Direction: In the entries that follow, how many lines hold the string "القول"? Give only that number.

Provided material:

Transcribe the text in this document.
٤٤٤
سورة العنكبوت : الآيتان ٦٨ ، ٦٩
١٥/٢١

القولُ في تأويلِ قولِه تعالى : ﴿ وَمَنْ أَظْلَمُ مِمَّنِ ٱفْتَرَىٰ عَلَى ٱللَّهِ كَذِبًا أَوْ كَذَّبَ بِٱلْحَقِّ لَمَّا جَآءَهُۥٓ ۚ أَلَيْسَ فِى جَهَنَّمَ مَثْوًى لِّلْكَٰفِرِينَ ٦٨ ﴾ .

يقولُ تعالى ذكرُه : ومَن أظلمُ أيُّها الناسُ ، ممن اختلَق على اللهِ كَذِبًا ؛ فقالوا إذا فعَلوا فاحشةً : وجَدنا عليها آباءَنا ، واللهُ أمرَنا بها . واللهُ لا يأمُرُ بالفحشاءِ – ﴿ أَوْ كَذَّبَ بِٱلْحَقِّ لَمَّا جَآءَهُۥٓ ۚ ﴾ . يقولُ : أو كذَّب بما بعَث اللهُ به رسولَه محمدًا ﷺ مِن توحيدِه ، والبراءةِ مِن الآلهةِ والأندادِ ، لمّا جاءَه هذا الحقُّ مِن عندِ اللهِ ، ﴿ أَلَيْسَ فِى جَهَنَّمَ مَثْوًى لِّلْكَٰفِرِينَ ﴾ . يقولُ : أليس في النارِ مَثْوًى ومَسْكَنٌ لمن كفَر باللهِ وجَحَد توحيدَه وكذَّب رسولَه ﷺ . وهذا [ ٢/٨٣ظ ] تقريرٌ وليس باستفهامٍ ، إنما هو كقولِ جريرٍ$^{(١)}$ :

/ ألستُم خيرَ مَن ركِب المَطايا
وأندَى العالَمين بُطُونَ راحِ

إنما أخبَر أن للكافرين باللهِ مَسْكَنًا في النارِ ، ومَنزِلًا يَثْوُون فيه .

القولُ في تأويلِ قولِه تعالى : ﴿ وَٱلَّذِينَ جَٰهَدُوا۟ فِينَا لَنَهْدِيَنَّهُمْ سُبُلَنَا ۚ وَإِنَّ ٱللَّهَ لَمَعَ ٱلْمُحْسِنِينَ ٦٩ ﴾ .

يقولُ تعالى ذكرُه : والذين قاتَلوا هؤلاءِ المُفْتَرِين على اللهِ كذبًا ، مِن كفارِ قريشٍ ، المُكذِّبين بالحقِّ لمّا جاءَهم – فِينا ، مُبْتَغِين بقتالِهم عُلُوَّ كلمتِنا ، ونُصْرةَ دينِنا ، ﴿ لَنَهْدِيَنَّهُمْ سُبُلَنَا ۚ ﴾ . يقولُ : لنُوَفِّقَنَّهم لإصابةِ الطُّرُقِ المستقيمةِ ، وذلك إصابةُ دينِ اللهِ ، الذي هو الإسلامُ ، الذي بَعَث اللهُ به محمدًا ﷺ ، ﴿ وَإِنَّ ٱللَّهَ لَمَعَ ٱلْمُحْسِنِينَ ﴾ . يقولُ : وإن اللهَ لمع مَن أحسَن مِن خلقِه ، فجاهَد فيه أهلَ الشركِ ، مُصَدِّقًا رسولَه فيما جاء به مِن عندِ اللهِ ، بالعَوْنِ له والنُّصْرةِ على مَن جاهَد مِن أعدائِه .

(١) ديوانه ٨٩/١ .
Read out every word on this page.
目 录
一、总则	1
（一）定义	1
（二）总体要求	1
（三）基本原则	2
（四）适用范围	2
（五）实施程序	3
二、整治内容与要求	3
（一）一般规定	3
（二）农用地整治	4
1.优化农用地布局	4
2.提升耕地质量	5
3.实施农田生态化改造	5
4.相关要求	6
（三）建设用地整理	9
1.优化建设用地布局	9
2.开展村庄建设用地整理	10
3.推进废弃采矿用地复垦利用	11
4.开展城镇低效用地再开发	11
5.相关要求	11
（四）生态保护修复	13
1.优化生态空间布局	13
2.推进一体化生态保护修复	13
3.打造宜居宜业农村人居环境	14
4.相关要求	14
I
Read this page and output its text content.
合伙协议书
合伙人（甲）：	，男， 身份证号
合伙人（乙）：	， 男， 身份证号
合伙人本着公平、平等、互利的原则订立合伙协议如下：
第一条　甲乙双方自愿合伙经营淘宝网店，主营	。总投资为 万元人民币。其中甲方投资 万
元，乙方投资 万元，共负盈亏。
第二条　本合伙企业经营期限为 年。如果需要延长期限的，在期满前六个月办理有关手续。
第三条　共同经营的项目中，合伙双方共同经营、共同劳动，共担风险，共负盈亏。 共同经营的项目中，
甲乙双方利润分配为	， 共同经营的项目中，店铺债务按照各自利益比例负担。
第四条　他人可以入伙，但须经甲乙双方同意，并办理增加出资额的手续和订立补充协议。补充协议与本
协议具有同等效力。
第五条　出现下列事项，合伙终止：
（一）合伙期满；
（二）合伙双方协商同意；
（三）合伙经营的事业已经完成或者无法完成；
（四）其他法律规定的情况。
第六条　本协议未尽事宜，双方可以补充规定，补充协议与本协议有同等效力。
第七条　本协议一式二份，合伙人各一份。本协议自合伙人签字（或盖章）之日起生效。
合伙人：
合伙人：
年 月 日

Task result: 2